Below are records; state how many of their lines hold the word "within", and give only the figure.

↓↓↓

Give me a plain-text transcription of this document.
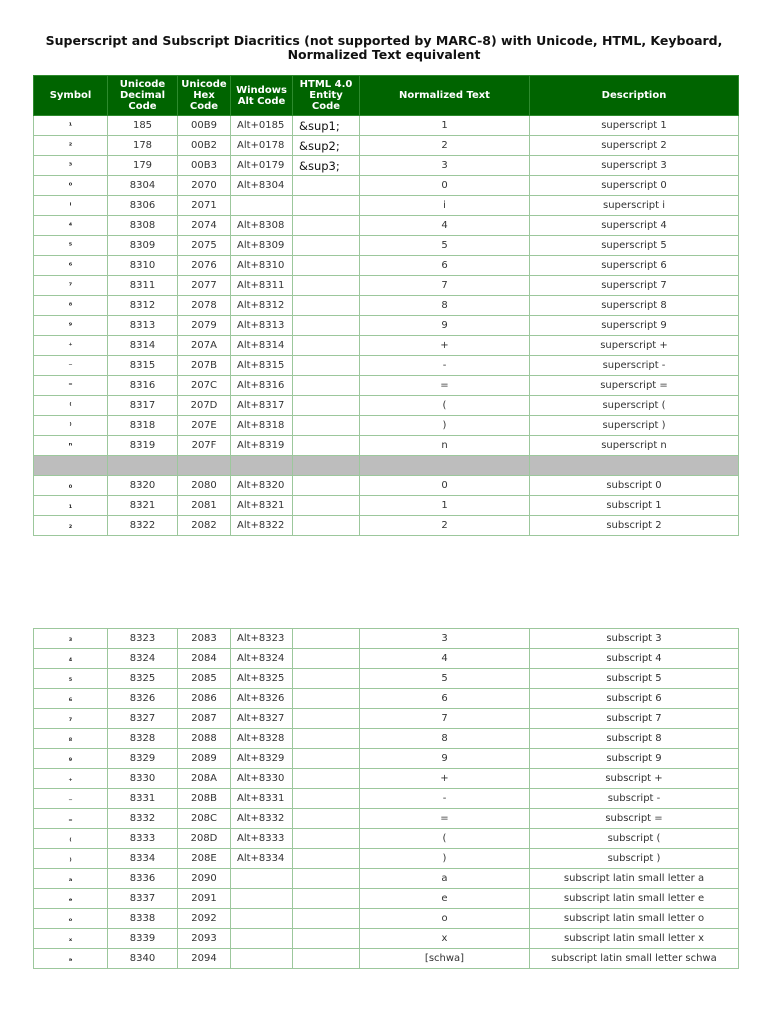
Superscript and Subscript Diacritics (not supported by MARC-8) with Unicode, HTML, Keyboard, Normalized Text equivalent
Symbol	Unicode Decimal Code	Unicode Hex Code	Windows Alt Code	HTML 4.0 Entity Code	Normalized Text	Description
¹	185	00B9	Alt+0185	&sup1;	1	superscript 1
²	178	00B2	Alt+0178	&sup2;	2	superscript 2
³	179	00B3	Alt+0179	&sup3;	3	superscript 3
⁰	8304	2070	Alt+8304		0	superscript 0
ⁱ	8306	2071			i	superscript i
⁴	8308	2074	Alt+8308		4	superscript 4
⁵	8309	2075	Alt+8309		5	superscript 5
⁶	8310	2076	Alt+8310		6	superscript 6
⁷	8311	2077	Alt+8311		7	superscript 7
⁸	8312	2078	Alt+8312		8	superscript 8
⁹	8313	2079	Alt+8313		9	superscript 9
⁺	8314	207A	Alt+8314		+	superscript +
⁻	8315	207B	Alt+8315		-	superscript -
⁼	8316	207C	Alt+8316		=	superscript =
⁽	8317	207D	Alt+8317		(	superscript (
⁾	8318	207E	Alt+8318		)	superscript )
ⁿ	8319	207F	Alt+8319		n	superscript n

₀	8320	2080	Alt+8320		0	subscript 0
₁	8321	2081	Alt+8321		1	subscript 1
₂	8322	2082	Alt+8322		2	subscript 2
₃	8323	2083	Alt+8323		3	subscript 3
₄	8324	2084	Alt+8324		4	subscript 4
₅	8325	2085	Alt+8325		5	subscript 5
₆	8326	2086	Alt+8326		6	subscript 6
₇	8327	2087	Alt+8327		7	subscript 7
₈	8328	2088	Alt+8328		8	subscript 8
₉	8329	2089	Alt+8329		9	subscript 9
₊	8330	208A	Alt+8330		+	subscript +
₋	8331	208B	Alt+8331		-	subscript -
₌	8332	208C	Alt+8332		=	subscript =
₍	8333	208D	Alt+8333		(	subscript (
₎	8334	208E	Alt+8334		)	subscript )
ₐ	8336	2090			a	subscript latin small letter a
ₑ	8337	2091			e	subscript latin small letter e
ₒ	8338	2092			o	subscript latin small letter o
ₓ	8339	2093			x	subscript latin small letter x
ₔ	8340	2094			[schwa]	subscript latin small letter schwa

↑↑↑
↓↓↓

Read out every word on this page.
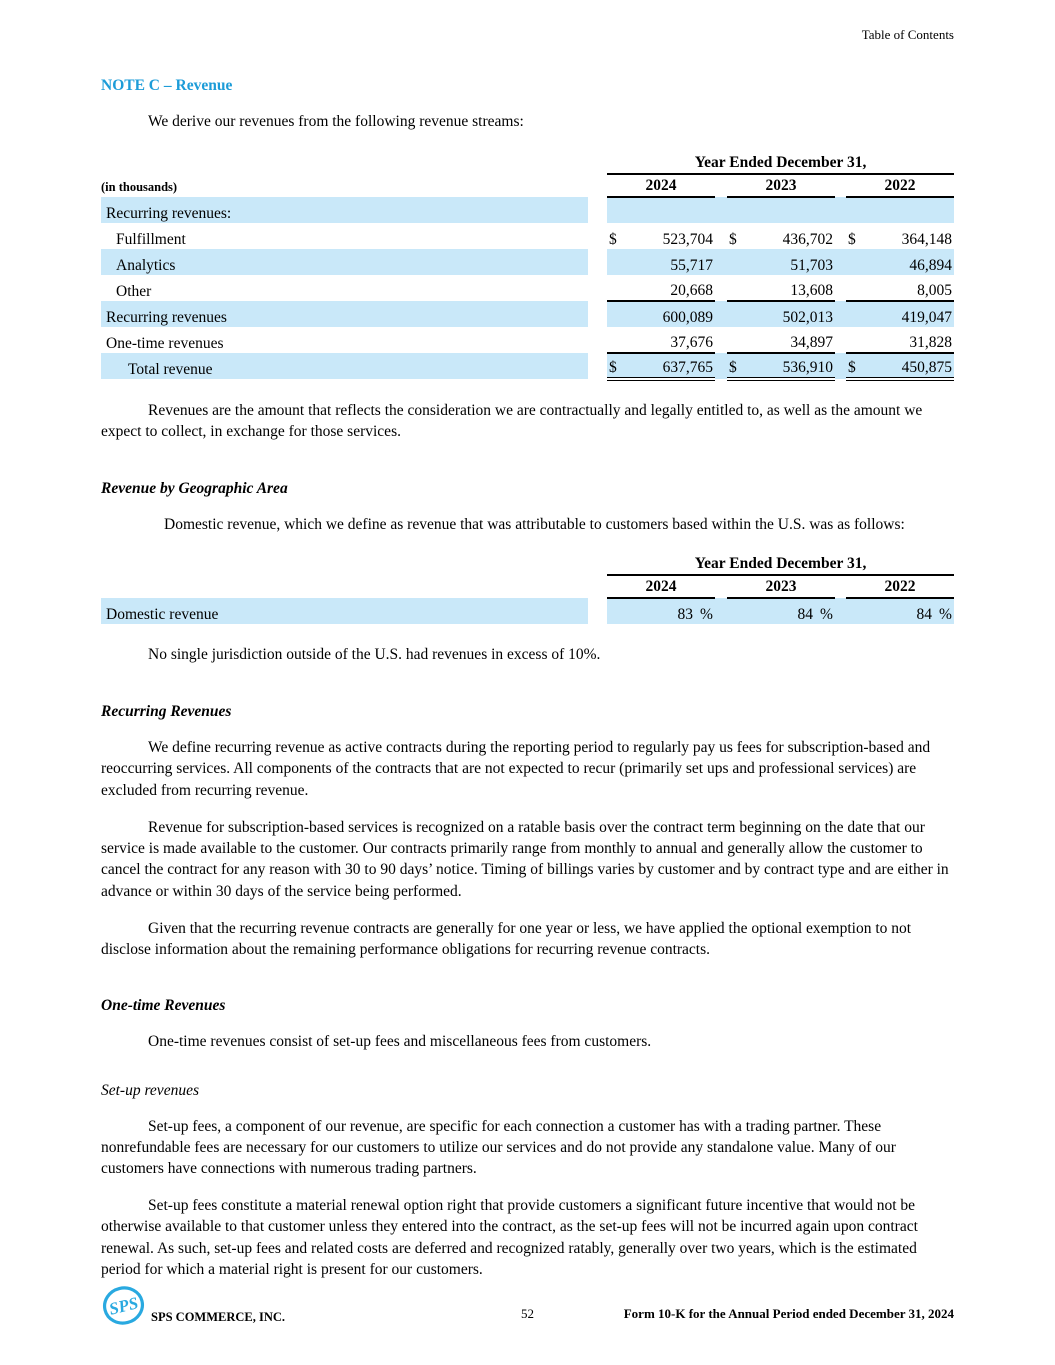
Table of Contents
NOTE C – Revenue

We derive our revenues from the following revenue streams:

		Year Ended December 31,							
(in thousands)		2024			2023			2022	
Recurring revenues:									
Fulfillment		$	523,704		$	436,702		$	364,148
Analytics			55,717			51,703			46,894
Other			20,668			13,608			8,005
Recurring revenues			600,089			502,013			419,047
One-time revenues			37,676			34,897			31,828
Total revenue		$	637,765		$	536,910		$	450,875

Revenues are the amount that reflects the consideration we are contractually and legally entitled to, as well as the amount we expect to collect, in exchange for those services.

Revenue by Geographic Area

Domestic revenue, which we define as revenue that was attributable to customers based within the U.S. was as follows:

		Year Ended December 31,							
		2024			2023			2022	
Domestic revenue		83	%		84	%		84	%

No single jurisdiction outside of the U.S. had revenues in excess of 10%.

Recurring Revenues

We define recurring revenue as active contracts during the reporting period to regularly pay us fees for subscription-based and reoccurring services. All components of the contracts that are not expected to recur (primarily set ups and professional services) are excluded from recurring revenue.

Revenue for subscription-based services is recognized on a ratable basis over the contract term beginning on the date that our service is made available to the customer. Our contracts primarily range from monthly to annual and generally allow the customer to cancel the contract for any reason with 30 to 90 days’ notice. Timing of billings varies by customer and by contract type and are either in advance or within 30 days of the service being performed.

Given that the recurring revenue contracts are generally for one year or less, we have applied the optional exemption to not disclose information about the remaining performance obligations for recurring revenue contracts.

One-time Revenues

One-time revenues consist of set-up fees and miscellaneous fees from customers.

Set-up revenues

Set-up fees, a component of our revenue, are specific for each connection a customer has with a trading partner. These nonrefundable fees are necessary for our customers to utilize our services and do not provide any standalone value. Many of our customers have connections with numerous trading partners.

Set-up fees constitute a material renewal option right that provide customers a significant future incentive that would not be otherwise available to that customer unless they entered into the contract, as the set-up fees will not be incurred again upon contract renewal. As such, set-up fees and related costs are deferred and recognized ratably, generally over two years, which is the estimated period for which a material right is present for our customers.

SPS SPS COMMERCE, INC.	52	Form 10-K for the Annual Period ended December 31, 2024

↑↑↑

### Response to this exercise
2